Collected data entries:
==*==

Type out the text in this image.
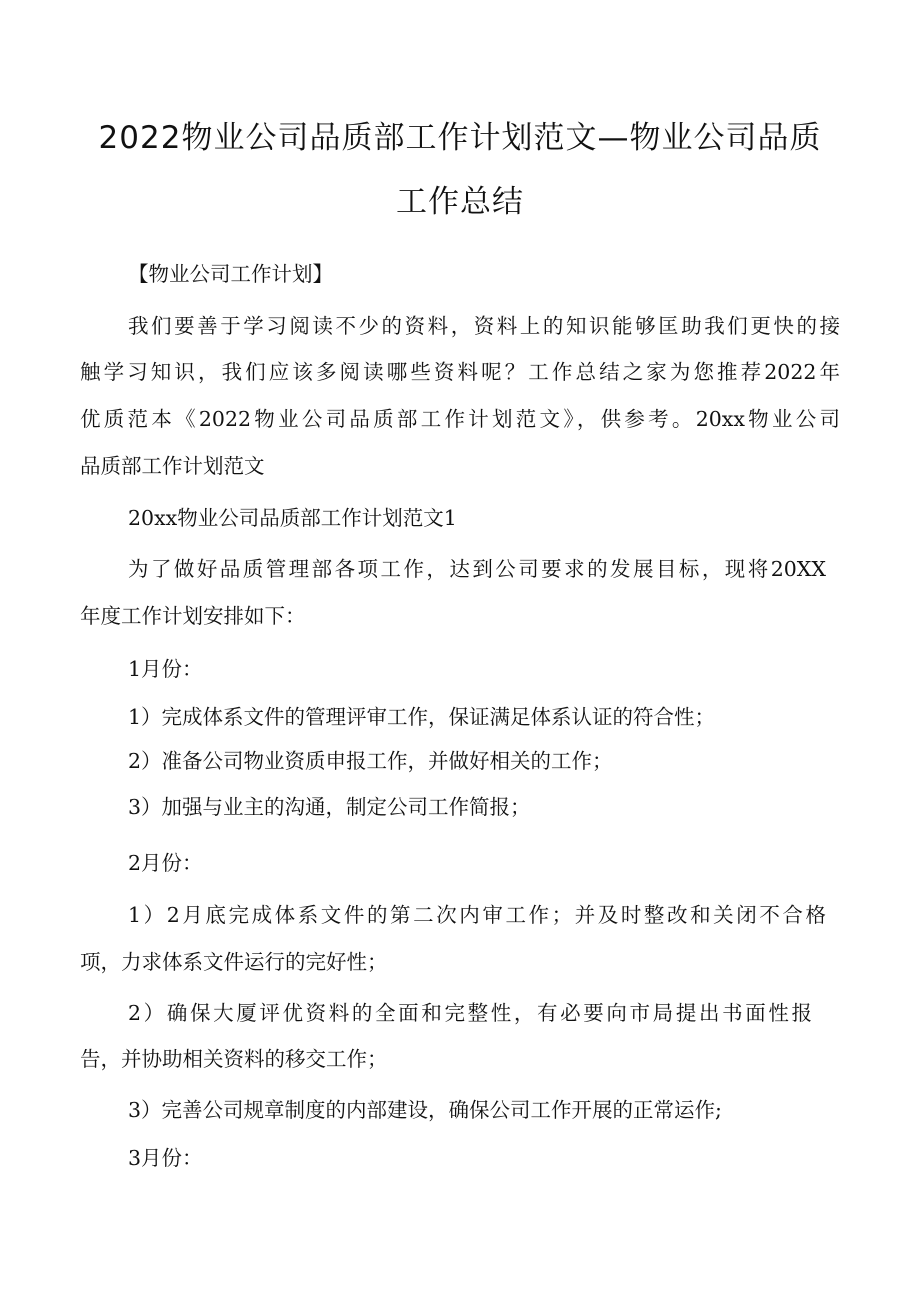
2022物业公司品质部工作计划范文—物业公司品质
工作总结
【物业公司工作计划】
我们要善于学习阅读不少的资料，资料上的知识能够匡助我们更快的接
触学习知识，我们应该多阅读哪些资料呢？工作总结之家为您推荐2022年
优质范本《2022物业公司品质部工作计划范文》，供参考。20xx物业公司
品质部工作计划范文
20xx物业公司品质部工作计划范文1
为了做好品质管理部各项工作，达到公司要求的发展目标，现将20XX
年度工作计划安排如下：
1月份：
1）完成体系文件的管理评审工作，保证满足体系认证的符合性；
2）准备公司物业资质申报工作，并做好相关的工作；
3）加强与业主的沟通，制定公司工作简报；
2月份：
1）2月底完成体系文件的第二次内审工作；并及时整改和关闭不合格
项，力求体系文件运行的完好性；
2）确保大厦评优资料的全面和完整性，有必要向市局提出书面性报
告，并协助相关资料的移交工作；
3）完善公司规章制度的内部建设，确保公司工作开展的正常运作;
3月份：
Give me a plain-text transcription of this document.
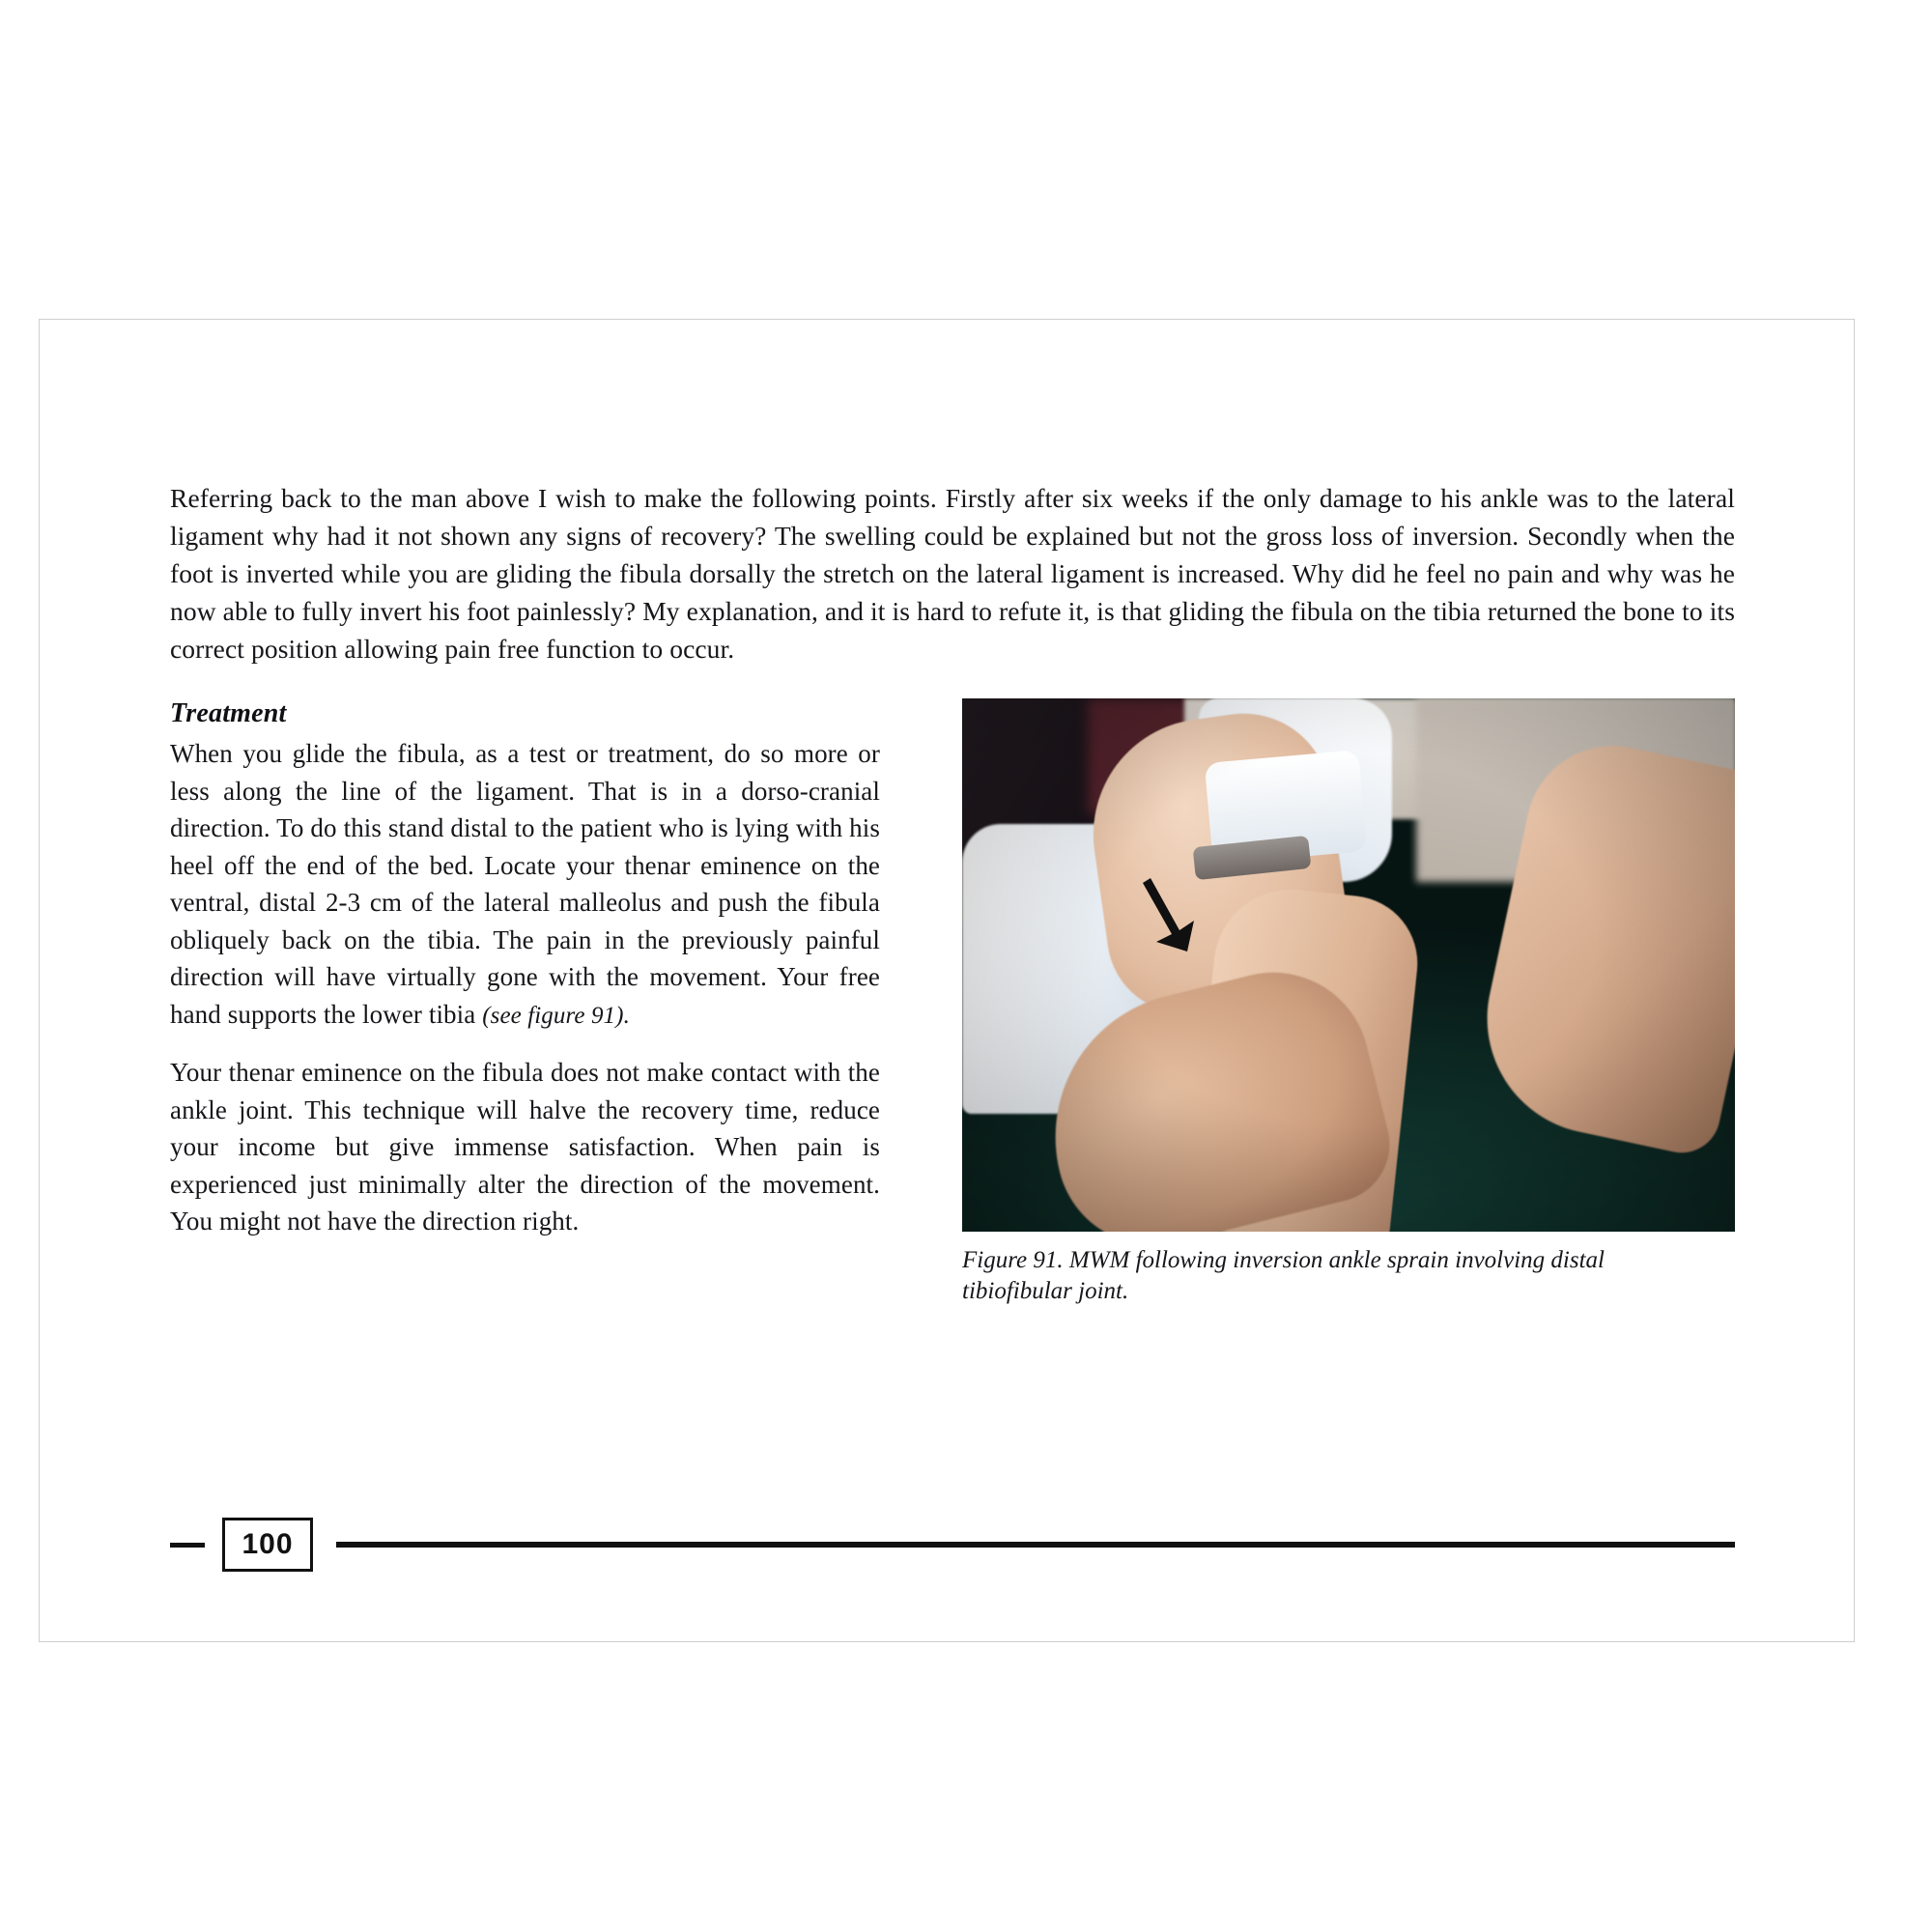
Referring back to the man above I wish to make the following points. Firstly after six weeks if the only damage to his ankle was to the lateral ligament why had it not shown any signs of recovery? The swelling could be explained but not the gross loss of inversion. Secondly when the foot is inverted while you are gliding the fibula dorsally the stretch on the lateral ligament is increased. Why did he feel no pain and why was he now able to fully invert his foot painlessly? My explanation, and it is hard to refute it, is that gliding the fibula on the tibia returned the bone to its correct position allowing pain free function to occur.

Treatment

When you glide the fibula, as a test or treatment, do so more or less along the line of the ligament. That is in a dorso-cranial direction. To do this stand distal to the patient who is lying with his heel off the end of the bed. Locate your thenar eminence on the ventral, distal 2-3 cm of the lateral malleolus and push the fibula obliquely back on the tibia. The pain in the previously painful direction will have virtually gone with the movement. Your free hand supports the lower tibia (see figure 91).

Your thenar eminence on the fibula does not make contact with the ankle joint. This technique will halve the recovery time, reduce your income but give immense satisfaction. When pain is experienced just minimally alter the direction of the movement. You might not have the direction right.

Figure 91. MWM following inversion ankle sprain involving distal tibiofibular joint.
100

==*==

• Exercise: Reproduce the full listing above verbatim, with no pictures included.

• The output:
Type out the text in this image.
2022物业公司品质部工作计划范文—物业公司品质
工作总结
【物业公司工作计划】
我们要善于学习阅读不少的资料，资料上的知识能够匡助我们更快的接
触学习知识，我们应该多阅读哪些资料呢？工作总结之家为您推荐2022年
优质范本《2022物业公司品质部工作计划范文》，供参考。20xx物业公司
品质部工作计划范文
20xx物业公司品质部工作计划范文1
为了做好品质管理部各项工作，达到公司要求的发展目标，现将20XX
年度工作计划安排如下：
1月份：
1）完成体系文件的管理评审工作，保证满足体系认证的符合性；
2）准备公司物业资质申报工作，并做好相关的工作；
3）加强与业主的沟通，制定公司工作简报；
2月份：
1）2月底完成体系文件的第二次内审工作；并及时整改和关闭不合格
项，力求体系文件运行的完好性；
2）确保大厦评优资料的全面和完整性，有必要向市局提出书面性报
告，并协助相关资料的移交工作；
3）完善公司规章制度的内部建设，确保公司工作开展的正常运作;
3月份：
Give me a plain-text transcription of this document.
Referring back to the man above I wish to make the following points. Firstly after six weeks if the only damage to his ankle was to the lateral ligament why had it not shown any signs of recovery? The swelling could be explained but not the gross loss of inversion. Secondly when the foot is inverted while you are gliding the fibula dorsally the stretch on the lateral ligament is increased. Why did he feel no pain and why was he now able to fully invert his foot painlessly? My explanation, and it is hard to refute it, is that gliding the fibula on the tibia returned the bone to its correct position allowing pain free function to occur.

Treatment

When you glide the fibula, as a test or treatment, do so more or less along the line of the ligament. That is in a dorso-cranial direction. To do this stand distal to the patient who is lying with his heel off the end of the bed. Locate your thenar eminence on the ventral, distal 2-3 cm of the lateral malleolus and push the fibula obliquely back on the tibia. The pain in the previously painful direction will have virtually gone with the movement. Your free hand supports the lower tibia (see figure 91).

Your thenar eminence on the fibula does not make contact with the ankle joint. This technique will halve the recovery time, reduce your income but give immense satisfaction. When pain is experienced just minimally alter the direction of the movement. You might not have the direction right.

Figure 91. MWM following inversion ankle sprain involving distal tibiofibular joint.
100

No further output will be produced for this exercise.